* **Set of tasks**
a: List the usernames of everyone who posted in the forum thread about Peter Jordan, in order of first appearance.
b: Pick up the forum thread about Peter Jordan after its last line and continue it.

* **Document section**

## start

# Peter Jordan



## chris8527 (Jul 26, 2008)

Looking for anyone who may have sailed with my brother, Peter Jordan, in the 1970's and possibly 1980's.

He was a Marconi R.O. and served in Ben Line, UK east coast colliers and English channel ferries. 

He continued working for Marconi in East Ham when he came ashore.

He passed away in 2015 and little is known of his approximately 10-year sea-going career.

Chris


----------



## Kevin Todd (Feb 25, 2014)

Hi Chris,
I sailed with a Peter Jordan on the Gowanbank in 1976, during my time with Bank Line. He was the Radio Officer (Marconi man). I attach a photo, taken during the trip. Given your posting, I kind of hope this isn't him! I remember him well, a great guy from somewhere down south. Whether or not this is your brother, sorry to hear the news of his passing.


----------



## chris8527 (Jul 26, 2008)

Kevin Todd said:


> Hi Chris,
> I sailed with a Peter Jordan on the Gowanbank in 1976, during my time with Bank Line. He was the Radio Officer (Marconi man). I attach a photo, taken during the trip. Given your posting, I kind of hope this isn't him! I remember him well, a great guy from somewhere down south. Whether or not this is your brother, sorry to hear the news of his passing.


Hi Kevin,

yes, that's Pete, last photo on top row. He died last year on his 62nd. birthday. I only have one other photo of him, I think. If you can recall any stories about him during his time on the GowanBank, maybe you could PM me. In any case, many thanks.

Chris


----------



## 8575 (Sep 8, 2006)

Kevin Todd said:


> Hi Chris,
> I sailed with a Peter Jordan on the Gowanbank in 1976, during my time with Bank Line. He was the Radio Officer (Marconi man). I attach a photo, taken during the trip. Given your posting, I kind of hope this isn't him! I remember him well, a great guy from somewhere down south. Whether or not this is your brother, sorry to hear the news of his passing.

## end

[Data items]
## start

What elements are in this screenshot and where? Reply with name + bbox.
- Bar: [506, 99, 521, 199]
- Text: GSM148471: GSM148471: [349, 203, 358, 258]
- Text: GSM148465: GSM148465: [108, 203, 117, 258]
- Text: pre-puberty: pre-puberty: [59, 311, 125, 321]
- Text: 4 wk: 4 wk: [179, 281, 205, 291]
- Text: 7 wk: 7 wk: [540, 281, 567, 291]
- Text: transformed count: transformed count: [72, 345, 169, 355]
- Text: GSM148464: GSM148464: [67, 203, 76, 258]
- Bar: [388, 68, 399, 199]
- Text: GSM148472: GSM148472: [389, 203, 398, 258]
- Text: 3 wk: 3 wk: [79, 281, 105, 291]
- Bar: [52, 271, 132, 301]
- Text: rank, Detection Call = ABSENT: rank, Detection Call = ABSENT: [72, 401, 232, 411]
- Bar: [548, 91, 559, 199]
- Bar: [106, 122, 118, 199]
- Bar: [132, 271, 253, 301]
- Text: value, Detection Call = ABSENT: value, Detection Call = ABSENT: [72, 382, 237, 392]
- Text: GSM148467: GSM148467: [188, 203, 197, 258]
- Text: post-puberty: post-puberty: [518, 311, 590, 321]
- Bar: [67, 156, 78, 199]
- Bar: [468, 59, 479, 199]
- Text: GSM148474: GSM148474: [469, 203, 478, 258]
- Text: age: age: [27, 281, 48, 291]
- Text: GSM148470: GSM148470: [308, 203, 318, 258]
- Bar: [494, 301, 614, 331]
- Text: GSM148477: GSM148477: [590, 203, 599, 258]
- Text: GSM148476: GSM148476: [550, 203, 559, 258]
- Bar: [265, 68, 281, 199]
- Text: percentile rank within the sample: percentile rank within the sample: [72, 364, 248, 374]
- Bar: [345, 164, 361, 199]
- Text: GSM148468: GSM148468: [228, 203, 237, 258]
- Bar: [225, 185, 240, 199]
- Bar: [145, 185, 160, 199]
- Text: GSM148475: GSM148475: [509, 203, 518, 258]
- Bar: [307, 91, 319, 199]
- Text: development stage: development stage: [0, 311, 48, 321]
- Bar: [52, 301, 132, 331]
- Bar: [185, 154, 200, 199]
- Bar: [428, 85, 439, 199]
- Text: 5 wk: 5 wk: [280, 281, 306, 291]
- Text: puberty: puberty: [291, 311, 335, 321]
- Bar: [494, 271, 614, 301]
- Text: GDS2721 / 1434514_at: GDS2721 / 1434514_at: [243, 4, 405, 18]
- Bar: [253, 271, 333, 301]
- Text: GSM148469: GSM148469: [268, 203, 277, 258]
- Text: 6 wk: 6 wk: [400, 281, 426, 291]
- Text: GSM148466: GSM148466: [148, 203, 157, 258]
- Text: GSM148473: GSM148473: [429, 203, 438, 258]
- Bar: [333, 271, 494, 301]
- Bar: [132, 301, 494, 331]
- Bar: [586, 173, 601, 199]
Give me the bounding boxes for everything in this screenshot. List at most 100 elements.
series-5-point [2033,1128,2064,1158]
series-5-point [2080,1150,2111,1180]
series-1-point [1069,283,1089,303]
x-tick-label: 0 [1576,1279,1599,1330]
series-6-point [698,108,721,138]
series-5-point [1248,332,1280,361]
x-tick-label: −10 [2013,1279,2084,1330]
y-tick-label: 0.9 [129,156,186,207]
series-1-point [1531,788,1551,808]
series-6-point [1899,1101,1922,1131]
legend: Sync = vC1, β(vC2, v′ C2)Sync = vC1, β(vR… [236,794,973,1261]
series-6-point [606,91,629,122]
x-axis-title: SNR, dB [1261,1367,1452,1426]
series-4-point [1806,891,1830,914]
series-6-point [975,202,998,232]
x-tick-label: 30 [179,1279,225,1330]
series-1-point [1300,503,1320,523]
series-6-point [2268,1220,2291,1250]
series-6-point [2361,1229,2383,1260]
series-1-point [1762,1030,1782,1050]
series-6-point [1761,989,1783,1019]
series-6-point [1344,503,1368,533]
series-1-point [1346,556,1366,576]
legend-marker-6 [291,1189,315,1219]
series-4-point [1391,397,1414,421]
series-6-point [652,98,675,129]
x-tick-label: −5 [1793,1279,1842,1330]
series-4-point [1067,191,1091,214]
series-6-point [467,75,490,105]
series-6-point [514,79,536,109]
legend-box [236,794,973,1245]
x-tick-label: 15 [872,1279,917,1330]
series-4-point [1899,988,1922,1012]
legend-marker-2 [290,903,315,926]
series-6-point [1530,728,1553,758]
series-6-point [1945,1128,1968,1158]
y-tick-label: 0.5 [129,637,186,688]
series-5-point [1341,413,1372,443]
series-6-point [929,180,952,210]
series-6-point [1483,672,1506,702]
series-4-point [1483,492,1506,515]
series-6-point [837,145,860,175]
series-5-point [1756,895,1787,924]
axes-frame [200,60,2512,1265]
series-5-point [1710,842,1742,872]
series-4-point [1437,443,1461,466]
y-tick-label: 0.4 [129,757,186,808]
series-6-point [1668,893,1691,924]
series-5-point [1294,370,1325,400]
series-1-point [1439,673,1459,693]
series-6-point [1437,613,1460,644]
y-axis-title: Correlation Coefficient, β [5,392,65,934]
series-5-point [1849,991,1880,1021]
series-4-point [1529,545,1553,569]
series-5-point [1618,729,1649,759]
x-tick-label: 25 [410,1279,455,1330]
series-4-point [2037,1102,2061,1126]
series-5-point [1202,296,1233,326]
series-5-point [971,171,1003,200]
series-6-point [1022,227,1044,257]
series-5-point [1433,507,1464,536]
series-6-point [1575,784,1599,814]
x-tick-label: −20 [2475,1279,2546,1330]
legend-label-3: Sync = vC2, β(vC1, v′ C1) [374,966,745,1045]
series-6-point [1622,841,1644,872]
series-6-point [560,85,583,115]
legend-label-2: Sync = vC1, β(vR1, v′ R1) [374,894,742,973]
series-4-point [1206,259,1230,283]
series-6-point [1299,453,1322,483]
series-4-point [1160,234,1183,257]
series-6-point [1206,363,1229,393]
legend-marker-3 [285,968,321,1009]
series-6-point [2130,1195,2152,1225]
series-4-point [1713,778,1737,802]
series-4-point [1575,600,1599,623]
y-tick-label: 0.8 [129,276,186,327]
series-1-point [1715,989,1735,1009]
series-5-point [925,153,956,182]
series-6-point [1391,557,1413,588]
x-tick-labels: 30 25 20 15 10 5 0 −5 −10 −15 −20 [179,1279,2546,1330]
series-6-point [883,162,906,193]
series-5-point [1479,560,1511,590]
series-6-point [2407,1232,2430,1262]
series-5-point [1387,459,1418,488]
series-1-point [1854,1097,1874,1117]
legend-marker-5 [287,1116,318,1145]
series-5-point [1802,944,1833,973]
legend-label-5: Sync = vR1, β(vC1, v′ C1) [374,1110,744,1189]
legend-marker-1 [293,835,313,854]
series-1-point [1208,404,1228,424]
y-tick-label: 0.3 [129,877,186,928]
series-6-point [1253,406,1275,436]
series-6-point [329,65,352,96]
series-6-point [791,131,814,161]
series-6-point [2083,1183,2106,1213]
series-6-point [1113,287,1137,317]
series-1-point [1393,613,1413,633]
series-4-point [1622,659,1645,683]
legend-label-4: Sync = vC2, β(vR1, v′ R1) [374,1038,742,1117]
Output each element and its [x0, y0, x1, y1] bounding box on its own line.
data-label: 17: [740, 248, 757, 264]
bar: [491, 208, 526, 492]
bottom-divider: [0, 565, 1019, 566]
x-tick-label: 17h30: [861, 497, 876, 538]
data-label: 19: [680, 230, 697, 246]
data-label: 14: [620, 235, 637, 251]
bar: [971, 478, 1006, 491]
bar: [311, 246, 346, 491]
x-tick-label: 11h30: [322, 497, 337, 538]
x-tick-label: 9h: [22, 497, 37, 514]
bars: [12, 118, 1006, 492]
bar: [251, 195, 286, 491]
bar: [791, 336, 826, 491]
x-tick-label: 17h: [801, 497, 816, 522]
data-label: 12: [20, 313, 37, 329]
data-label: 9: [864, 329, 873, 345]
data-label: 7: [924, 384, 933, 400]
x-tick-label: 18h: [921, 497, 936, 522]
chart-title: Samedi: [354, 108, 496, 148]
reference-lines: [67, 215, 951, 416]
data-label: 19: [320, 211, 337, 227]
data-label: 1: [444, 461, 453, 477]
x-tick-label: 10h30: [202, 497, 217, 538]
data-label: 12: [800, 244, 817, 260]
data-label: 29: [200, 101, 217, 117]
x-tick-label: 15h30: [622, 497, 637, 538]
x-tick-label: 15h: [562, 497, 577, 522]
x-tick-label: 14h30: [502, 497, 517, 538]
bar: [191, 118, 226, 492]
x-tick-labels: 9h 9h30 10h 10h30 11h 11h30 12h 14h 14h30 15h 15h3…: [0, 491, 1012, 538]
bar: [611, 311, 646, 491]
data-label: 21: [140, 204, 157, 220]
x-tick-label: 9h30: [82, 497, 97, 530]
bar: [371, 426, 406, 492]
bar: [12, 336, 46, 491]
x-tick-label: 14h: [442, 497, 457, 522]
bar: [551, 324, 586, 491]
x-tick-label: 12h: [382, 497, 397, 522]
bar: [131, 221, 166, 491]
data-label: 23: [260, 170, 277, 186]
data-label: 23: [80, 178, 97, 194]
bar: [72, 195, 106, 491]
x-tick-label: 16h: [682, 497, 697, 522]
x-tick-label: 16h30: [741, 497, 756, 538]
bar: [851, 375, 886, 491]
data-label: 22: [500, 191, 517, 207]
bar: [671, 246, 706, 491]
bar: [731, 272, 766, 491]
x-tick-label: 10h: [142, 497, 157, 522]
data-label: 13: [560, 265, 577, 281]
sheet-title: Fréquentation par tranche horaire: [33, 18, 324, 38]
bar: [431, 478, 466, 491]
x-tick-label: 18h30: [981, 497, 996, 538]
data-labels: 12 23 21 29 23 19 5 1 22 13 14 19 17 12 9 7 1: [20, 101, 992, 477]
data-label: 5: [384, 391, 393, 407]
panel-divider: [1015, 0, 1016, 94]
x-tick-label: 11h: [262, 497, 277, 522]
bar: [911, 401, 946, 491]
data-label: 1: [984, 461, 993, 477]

## end

* **Answers to the exercise**
a: chris8527, Kevin Todd, 8575

b:
Kevin,

Could you put names to the 6 people in the photos. The 4 ringer looks familiar and the one to his right (as you face the photos) was a Mate with BL but I don't remember his name - I sailed with him on Corabank in 1975 when I was 2nd mate. Barr rings a bell. Bottom left and middle - Lee and his wife maybe? Took over from him, if it is Lee, as Mate on Birchbank in 1977.

Thanks in advance.


----------



## Kevin Todd (Feb 25, 2014)

Hello again,
The photos show the following:-

Back row l-r:
Master Peter Ireland, Mate Ken Barr & Sparks Peter Jordan.

Front l-r:
2nd Mate Andy Lees, his New Zealand wife Anna & 3rd Mate John Mycock.

This photo, plus 2 others featuring the Gowanbank mob of 1976 (or most of 'em anyway), can be found on p11 of the "Shipmates Onboard / Life Onboard" section of photo galleries, on the BL Nostalgia site. 

You and I exchanged messages in July 2015. If memory serves, you sailed with Peter Ireland at some stage. He's passed unfortunately, a good guy. And I think I'm right in saying that Ken Barr was later a Master in Bank Line. The other thing I remember is that you did indeed take over from Andy Lees on the Birchbank, pointing out that you inherited some "interesting paraphernalia" from them!!! Might be a good idea to keep the details to yourself!

All the best.
Kevin


----------



## 8575 (Sep 8, 2006)

Kevin Todd said:


> Hello again,
> The photos show the following:-
> 
> Back row l-r:
> ...



Kevin,

Your memory is obviously better than mine. Have checked the other posts and you're absolutely correct.

I did sail with Peter Ireland on Troutbank in 1981 and I knew the face was familiar but couldn't recall the name! It was Kenny Barr on Corabank when I was 2nd mate but I didn't know he'd got a masters job; I thought he'd left and gone to Mobil. I won't comment on Andy Lees suffice to say that once again I thought I recognised the photos but not the names.

As an aside I worked with a "Peter Jordan" when at the UKHO, he was a retired RN officer. He sadly passed away in a boating accident just as he was planning his full retirement. You never know what's around the corner.

Thanks for names though. (Thumb)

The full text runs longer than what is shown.